**Given exercise:** Restate the listing below word for word, omitting any images.

**Records for this exercise:**
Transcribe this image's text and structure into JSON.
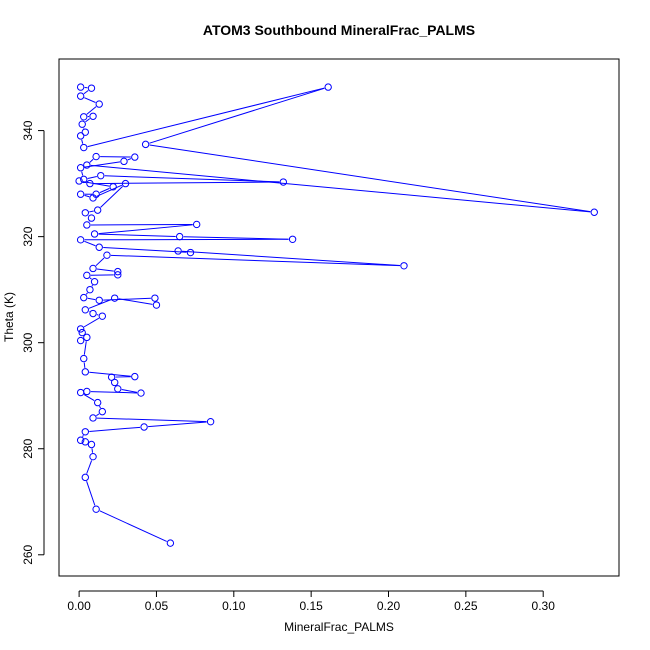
{
  "chart_data": {
    "type": "line",
    "title": "ATOM3 Southbound MineralFrac_PALMS",
    "xlabel": "MineralFrac_PALMS",
    "ylabel": "Theta (K)",
    "xlim": [
      -0.013,
      0.349
    ],
    "ylim": [
      256.0,
      353.5
    ],
    "x_ticks": [
      0.0,
      0.05,
      0.1,
      0.15,
      0.2,
      0.25,
      0.3
    ],
    "x_tick_labels": [
      "0.00",
      "0.05",
      "0.10",
      "0.15",
      "0.20",
      "0.25",
      "0.30"
    ],
    "y_ticks": [
      260,
      280,
      300,
      320,
      340
    ],
    "y_tick_labels": [
      "260",
      "280",
      "300",
      "320",
      "340"
    ],
    "grid": false,
    "series": [
      {
        "color": "#0000ff",
        "marker": "open-circle",
        "points": [
          [
            0.001,
            348.2
          ],
          [
            0.008,
            348.0
          ],
          [
            0.001,
            346.5
          ],
          [
            0.013,
            345.0
          ],
          [
            0.003,
            342.6
          ],
          [
            0.009,
            342.7
          ],
          [
            0.002,
            341.2
          ],
          [
            0.004,
            339.7
          ],
          [
            0.001,
            339.0
          ],
          [
            0.003,
            336.8
          ],
          [
            0.161,
            348.2
          ],
          [
            0.043,
            337.4
          ],
          [
            0.333,
            324.6
          ],
          [
            0.005,
            333.5
          ],
          [
            0.011,
            335.1
          ],
          [
            0.036,
            335.0
          ],
          [
            0.029,
            334.2
          ],
          [
            0.001,
            333.0
          ],
          [
            0.003,
            330.8
          ],
          [
            0.014,
            331.5
          ],
          [
            0.132,
            330.3
          ],
          [
            0.007,
            330.0
          ],
          [
            0.0,
            330.5
          ],
          [
            0.022,
            329.4
          ],
          [
            0.011,
            328.0
          ],
          [
            0.001,
            328.0
          ],
          [
            0.009,
            327.3
          ],
          [
            0.03,
            330.0
          ],
          [
            0.012,
            325.0
          ],
          [
            0.004,
            324.5
          ],
          [
            0.008,
            323.5
          ],
          [
            0.005,
            322.2
          ],
          [
            0.076,
            322.3
          ],
          [
            0.01,
            320.5
          ],
          [
            0.065,
            320.0
          ],
          [
            0.138,
            319.5
          ],
          [
            0.001,
            319.4
          ],
          [
            0.013,
            318.0
          ],
          [
            0.072,
            317.0
          ],
          [
            0.064,
            317.3
          ],
          [
            0.21,
            314.5
          ],
          [
            0.018,
            316.5
          ],
          [
            0.009,
            314.0
          ],
          [
            0.025,
            313.4
          ],
          [
            0.025,
            312.8
          ],
          [
            0.005,
            312.7
          ],
          [
            0.01,
            311.5
          ],
          [
            0.007,
            310.0
          ],
          [
            0.003,
            308.5
          ],
          [
            0.013,
            308.0
          ],
          [
            0.049,
            308.4
          ],
          [
            0.05,
            307.1
          ],
          [
            0.023,
            308.4
          ],
          [
            0.004,
            306.2
          ],
          [
            0.009,
            305.5
          ],
          [
            0.015,
            305.0
          ],
          [
            0.001,
            302.6
          ],
          [
            0.002,
            301.9
          ],
          [
            0.001,
            300.4
          ],
          [
            0.005,
            301.0
          ],
          [
            0.003,
            297.0
          ],
          [
            0.004,
            294.5
          ],
          [
            0.036,
            293.6
          ],
          [
            0.021,
            293.5
          ],
          [
            0.023,
            292.5
          ],
          [
            0.025,
            291.3
          ],
          [
            0.04,
            290.5
          ],
          [
            0.005,
            290.8
          ],
          [
            0.001,
            290.6
          ],
          [
            0.012,
            288.7
          ],
          [
            0.015,
            287.0
          ],
          [
            0.009,
            285.8
          ],
          [
            0.085,
            285.1
          ],
          [
            0.042,
            284.1
          ],
          [
            0.004,
            283.2
          ],
          [
            0.001,
            281.6
          ],
          [
            0.004,
            281.3
          ],
          [
            0.008,
            280.8
          ],
          [
            0.009,
            278.5
          ],
          [
            0.004,
            274.6
          ],
          [
            0.011,
            268.6
          ],
          [
            0.059,
            262.2
          ]
        ]
      }
    ]
  }
}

**Output below:**
Transcribe this image's text and structure into JSON.
{
  "chart_data": {
    "type": "line",
    "title": "ATOM3 Southbound MineralFrac_PALMS",
    "xlabel": "MineralFrac_PALMS",
    "ylabel": "Theta (K)",
    "xlim": [
      -0.013,
      0.349
    ],
    "ylim": [
      256.0,
      353.5
    ],
    "x_ticks": [
      0.0,
      0.05,
      0.1,
      0.15,
      0.2,
      0.25,
      0.3
    ],
    "x_tick_labels": [
      "0.00",
      "0.05",
      "0.10",
      "0.15",
      "0.20",
      "0.25",
      "0.30"
    ],
    "y_ticks": [
      260,
      280,
      300,
      320,
      340
    ],
    "y_tick_labels": [
      "260",
      "280",
      "300",
      "320",
      "340"
    ],
    "grid": false,
    "series": [
      {
        "color": "#0000ff",
        "marker": "open-circle",
        "points": [
          [
            0.001,
            348.2
          ],
          [
            0.008,
            348.0
          ],
          [
            0.001,
            346.5
          ],
          [
            0.013,
            345.0
          ],
          [
            0.003,
            342.6
          ],
          [
            0.009,
            342.7
          ],
          [
            0.002,
            341.2
          ],
          [
            0.004,
            339.7
          ],
          [
            0.001,
            339.0
          ],
          [
            0.003,
            336.8
          ],
          [
            0.161,
            348.2
          ],
          [
            0.043,
            337.4
          ],
          [
            0.333,
            324.6
          ],
          [
            0.005,
            333.5
          ],
          [
            0.011,
            335.1
          ],
          [
            0.036,
            335.0
          ],
          [
            0.029,
            334.2
          ],
          [
            0.001,
            333.0
          ],
          [
            0.003,
            330.8
          ],
          [
            0.014,
            331.5
          ],
          [
            0.132,
            330.3
          ],
          [
            0.007,
            330.0
          ],
          [
            0.0,
            330.5
          ],
          [
            0.022,
            329.4
          ],
          [
            0.011,
            328.0
          ],
          [
            0.001,
            328.0
          ],
          [
            0.009,
            327.3
          ],
          [
            0.03,
            330.0
          ],
          [
            0.012,
            325.0
          ],
          [
            0.004,
            324.5
          ],
          [
            0.008,
            323.5
          ],
          [
            0.005,
            322.2
          ],
          [
            0.076,
            322.3
          ],
          [
            0.01,
            320.5
          ],
          [
            0.065,
            320.0
          ],
          [
            0.138,
            319.5
          ],
          [
            0.001,
            319.4
          ],
          [
            0.013,
            318.0
          ],
          [
            0.072,
            317.0
          ],
          [
            0.064,
            317.3
          ],
          [
            0.21,
            314.5
          ],
          [
            0.018,
            316.5
          ],
          [
            0.009,
            314.0
          ],
          [
            0.025,
            313.4
          ],
          [
            0.025,
            312.8
          ],
          [
            0.005,
            312.7
          ],
          [
            0.01,
            311.5
          ],
          [
            0.007,
            310.0
          ],
          [
            0.003,
            308.5
          ],
          [
            0.013,
            308.0
          ],
          [
            0.049,
            308.4
          ],
          [
            0.05,
            307.1
          ],
          [
            0.023,
            308.4
          ],
          [
            0.004,
            306.2
          ],
          [
            0.009,
            305.5
          ],
          [
            0.015,
            305.0
          ],
          [
            0.001,
            302.6
          ],
          [
            0.002,
            301.9
          ],
          [
            0.001,
            300.4
          ],
          [
            0.005,
            301.0
          ],
          [
            0.003,
            297.0
          ],
          [
            0.004,
            294.5
          ],
          [
            0.036,
            293.6
          ],
          [
            0.021,
            293.5
          ],
          [
            0.023,
            292.5
          ],
          [
            0.025,
            291.3
          ],
          [
            0.04,
            290.5
          ],
          [
            0.005,
            290.8
          ],
          [
            0.001,
            290.6
          ],
          [
            0.012,
            288.7
          ],
          [
            0.015,
            287.0
          ],
          [
            0.009,
            285.8
          ],
          [
            0.085,
            285.1
          ],
          [
            0.042,
            284.1
          ],
          [
            0.004,
            283.2
          ],
          [
            0.001,
            281.6
          ],
          [
            0.004,
            281.3
          ],
          [
            0.008,
            280.8
          ],
          [
            0.009,
            278.5
          ],
          [
            0.004,
            274.6
          ],
          [
            0.011,
            268.6
          ],
          [
            0.059,
            262.2
          ]
        ]
      }
    ]
  }
}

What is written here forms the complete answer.